Available records |

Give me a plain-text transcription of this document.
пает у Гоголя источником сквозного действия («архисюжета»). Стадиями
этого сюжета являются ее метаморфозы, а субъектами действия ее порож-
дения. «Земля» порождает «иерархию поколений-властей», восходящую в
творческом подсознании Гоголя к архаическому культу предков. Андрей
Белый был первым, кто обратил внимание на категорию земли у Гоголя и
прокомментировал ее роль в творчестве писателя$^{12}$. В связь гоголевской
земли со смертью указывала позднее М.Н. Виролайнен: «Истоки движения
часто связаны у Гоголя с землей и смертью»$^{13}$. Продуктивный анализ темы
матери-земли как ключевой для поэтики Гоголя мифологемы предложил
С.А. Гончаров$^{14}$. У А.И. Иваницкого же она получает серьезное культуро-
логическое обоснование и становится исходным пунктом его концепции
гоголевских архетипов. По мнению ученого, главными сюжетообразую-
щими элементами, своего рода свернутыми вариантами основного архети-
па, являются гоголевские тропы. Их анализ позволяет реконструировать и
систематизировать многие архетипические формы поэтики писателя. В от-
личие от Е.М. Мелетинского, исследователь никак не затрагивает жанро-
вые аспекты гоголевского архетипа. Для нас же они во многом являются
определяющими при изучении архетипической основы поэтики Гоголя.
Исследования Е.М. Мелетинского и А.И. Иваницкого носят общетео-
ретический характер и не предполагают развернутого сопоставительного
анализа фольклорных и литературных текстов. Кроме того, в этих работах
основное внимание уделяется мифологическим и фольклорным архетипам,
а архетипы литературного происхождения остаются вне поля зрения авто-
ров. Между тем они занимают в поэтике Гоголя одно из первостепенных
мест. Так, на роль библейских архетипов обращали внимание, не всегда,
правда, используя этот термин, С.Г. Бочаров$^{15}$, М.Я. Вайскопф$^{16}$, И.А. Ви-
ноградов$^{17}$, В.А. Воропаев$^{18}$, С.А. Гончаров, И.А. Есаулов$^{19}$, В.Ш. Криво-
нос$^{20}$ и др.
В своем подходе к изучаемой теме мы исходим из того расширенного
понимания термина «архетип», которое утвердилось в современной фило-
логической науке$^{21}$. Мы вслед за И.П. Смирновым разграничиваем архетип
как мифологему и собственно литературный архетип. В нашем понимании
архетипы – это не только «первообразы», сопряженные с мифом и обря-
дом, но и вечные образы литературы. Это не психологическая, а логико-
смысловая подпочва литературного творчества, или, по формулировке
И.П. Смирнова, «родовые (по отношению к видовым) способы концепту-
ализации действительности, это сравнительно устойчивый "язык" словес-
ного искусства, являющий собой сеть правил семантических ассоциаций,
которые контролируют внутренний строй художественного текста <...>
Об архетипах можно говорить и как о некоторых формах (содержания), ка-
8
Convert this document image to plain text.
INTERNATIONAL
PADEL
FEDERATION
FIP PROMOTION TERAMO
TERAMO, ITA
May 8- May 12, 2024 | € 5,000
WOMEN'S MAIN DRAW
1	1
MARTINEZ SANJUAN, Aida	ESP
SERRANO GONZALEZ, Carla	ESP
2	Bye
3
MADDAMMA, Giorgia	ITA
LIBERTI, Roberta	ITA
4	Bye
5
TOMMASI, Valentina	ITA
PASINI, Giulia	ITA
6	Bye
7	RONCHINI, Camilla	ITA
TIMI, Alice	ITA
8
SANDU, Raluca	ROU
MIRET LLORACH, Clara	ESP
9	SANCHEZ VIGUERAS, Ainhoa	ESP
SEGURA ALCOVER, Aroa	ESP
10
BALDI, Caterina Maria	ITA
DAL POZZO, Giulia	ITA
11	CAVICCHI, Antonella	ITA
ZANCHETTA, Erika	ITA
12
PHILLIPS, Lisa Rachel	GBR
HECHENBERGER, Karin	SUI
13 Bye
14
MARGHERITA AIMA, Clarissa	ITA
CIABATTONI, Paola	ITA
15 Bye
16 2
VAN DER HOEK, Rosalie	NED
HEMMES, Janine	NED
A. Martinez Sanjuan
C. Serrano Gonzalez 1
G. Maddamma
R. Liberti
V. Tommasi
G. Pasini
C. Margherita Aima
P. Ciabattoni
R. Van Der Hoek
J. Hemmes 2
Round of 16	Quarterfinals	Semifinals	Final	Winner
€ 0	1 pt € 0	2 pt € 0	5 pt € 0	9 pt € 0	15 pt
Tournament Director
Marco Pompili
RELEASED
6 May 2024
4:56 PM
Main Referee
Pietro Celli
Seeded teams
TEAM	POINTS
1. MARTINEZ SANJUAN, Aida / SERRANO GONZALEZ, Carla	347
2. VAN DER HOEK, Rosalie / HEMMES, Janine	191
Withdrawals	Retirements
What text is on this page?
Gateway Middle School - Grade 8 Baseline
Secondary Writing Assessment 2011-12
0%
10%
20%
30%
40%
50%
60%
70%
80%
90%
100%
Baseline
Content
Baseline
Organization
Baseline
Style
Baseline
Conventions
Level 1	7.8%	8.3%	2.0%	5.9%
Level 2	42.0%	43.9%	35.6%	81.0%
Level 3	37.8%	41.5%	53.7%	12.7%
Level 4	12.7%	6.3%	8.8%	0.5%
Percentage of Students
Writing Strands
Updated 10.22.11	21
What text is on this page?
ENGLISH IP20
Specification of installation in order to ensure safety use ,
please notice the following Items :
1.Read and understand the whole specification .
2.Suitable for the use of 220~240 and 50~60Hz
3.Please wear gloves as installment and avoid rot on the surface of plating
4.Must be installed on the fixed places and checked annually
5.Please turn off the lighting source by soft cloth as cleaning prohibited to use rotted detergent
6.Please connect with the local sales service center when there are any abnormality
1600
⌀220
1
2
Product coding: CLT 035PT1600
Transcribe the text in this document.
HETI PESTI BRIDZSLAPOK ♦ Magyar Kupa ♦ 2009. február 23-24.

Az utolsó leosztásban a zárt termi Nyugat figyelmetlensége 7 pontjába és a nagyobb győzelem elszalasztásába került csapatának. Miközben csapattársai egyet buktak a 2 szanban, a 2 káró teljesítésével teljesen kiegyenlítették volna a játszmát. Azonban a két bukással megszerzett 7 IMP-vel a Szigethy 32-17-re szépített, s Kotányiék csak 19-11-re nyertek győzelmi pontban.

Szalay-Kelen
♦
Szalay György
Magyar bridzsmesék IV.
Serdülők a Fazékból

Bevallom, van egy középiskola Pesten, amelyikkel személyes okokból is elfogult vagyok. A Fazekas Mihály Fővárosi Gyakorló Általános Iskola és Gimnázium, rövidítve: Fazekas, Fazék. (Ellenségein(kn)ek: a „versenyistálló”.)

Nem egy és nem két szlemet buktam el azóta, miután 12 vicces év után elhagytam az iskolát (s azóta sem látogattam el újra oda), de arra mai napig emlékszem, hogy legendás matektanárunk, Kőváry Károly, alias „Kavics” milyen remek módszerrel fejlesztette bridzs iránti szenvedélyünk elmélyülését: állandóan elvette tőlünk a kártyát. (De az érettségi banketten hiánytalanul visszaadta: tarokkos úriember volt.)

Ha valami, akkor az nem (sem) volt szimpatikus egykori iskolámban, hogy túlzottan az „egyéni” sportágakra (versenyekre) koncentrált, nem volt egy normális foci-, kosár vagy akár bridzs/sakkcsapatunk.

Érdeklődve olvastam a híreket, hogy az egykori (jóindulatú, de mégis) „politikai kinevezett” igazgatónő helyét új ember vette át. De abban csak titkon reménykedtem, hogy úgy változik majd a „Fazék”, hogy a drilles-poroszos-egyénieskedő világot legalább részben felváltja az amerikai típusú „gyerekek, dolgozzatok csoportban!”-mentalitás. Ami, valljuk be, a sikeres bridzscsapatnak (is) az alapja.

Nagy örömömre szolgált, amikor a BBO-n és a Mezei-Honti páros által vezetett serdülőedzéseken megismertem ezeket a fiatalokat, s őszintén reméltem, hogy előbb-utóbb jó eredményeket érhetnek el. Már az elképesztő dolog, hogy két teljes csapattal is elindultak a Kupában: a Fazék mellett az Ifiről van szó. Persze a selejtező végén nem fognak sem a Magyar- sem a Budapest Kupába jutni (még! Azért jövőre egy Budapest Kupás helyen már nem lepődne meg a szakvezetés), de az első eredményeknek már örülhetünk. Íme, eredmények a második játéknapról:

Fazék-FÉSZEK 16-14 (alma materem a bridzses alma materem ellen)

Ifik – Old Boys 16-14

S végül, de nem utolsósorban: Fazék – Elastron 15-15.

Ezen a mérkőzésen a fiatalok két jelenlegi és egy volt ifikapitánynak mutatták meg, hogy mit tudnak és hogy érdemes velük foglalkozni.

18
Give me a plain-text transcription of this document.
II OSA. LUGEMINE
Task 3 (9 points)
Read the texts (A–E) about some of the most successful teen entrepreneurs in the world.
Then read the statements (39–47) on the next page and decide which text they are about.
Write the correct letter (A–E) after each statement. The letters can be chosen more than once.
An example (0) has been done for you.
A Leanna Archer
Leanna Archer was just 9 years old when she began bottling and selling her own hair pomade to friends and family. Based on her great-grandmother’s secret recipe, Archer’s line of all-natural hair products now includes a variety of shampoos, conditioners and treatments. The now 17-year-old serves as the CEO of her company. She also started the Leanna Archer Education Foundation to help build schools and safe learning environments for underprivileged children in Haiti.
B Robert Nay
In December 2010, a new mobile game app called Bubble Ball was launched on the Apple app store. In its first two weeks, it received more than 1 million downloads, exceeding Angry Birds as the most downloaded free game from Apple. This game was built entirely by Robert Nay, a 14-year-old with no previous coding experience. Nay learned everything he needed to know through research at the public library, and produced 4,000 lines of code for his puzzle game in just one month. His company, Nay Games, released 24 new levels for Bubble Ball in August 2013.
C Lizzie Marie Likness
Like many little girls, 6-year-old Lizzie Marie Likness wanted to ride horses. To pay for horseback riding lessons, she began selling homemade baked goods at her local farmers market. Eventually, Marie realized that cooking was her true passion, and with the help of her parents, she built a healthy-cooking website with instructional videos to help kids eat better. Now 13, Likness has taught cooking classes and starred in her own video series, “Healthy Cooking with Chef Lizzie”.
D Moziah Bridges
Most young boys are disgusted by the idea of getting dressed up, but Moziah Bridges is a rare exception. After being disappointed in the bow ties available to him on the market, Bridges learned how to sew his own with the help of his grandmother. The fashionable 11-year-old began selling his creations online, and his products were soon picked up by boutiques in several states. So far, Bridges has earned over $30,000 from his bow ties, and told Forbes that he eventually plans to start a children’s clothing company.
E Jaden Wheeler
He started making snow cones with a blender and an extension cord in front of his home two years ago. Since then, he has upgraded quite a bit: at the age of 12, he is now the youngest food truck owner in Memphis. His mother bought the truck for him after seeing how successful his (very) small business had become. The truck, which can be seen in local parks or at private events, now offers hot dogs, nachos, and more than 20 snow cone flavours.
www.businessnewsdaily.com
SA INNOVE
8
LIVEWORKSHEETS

Given task |
Scan the material above for the string "document" and report each line where you find it.

In response |
Give me a plain-text transcription of this document.
Convert this document image to plain text.
Transcribe the text in this document.
Give me a plain-text transcription of this document.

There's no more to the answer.